Goal of the exercise: Extract each line holding the word "this" from the entries.

Data excerpts:
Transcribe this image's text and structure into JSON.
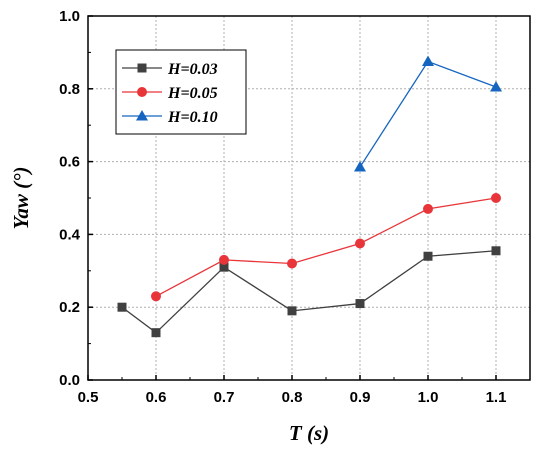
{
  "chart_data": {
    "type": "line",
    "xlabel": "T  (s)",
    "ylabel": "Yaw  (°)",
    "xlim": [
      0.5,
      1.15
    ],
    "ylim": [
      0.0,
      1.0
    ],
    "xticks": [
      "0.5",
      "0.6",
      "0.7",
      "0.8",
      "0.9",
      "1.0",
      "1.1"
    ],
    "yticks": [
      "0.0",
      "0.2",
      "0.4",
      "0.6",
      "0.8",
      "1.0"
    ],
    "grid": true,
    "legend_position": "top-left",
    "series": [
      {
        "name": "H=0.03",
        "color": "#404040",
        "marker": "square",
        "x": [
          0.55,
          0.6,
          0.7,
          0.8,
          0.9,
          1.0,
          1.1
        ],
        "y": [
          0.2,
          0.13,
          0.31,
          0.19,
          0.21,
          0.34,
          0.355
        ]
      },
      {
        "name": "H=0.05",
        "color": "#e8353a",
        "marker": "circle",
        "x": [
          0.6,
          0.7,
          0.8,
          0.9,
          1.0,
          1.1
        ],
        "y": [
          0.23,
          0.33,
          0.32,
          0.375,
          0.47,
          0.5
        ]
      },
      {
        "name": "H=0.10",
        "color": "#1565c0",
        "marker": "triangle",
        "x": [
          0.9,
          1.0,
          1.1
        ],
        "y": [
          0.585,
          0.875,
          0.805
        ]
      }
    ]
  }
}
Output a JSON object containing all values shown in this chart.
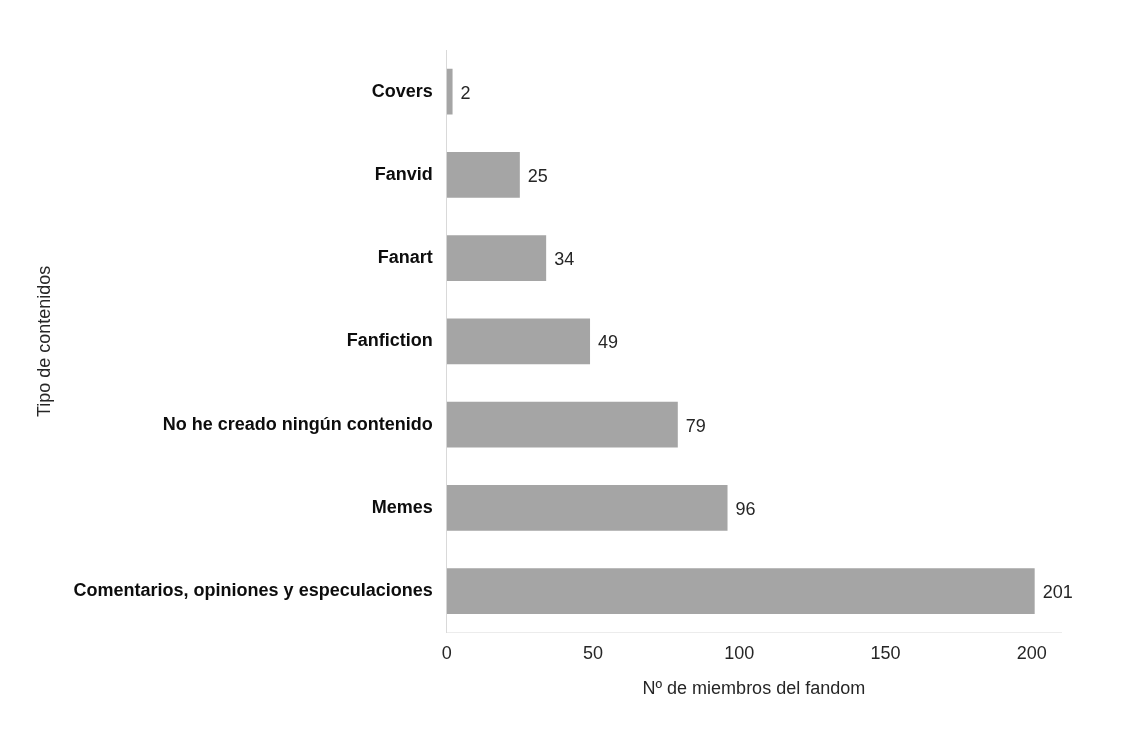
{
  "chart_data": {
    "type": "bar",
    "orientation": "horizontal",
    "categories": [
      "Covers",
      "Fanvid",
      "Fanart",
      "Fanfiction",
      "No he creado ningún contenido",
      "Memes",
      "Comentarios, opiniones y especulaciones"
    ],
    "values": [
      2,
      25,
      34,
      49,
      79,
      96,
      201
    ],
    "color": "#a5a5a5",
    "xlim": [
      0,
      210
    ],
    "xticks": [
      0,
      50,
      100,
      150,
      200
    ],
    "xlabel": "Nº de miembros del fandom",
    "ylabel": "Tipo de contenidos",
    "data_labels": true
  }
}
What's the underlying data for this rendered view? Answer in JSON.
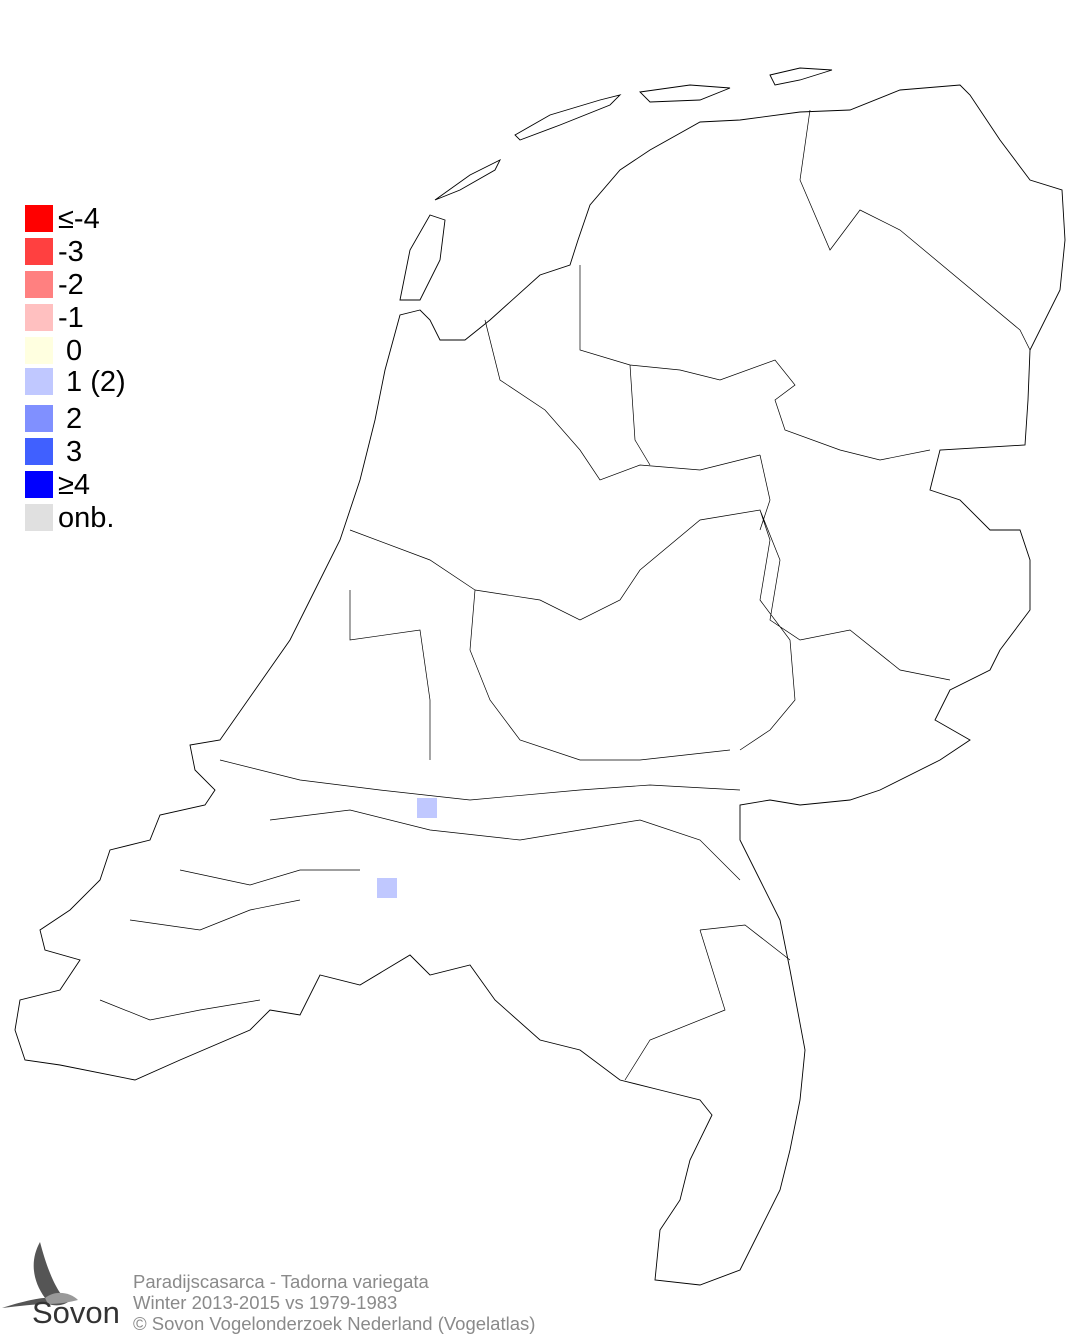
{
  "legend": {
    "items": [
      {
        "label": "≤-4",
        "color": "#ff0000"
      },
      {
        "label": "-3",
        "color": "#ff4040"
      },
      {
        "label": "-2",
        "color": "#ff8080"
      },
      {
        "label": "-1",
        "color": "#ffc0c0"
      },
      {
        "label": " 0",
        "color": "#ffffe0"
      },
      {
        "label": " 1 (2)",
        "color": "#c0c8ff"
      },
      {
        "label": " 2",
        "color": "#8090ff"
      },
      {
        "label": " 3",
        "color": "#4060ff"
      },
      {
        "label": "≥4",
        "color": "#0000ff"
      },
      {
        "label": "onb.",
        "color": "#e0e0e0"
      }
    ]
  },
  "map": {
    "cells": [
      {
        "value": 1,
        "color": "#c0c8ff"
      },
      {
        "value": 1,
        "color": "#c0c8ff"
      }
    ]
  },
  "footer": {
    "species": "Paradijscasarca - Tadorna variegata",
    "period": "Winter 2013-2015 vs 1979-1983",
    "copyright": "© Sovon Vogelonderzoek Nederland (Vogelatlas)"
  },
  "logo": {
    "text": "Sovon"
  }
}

Exercise result:
Transcribe this image's text and structure into JSON.
Output a JSON object containing all values shown in this chart.
What's the underlying data for this rendered view? Answer in JSON.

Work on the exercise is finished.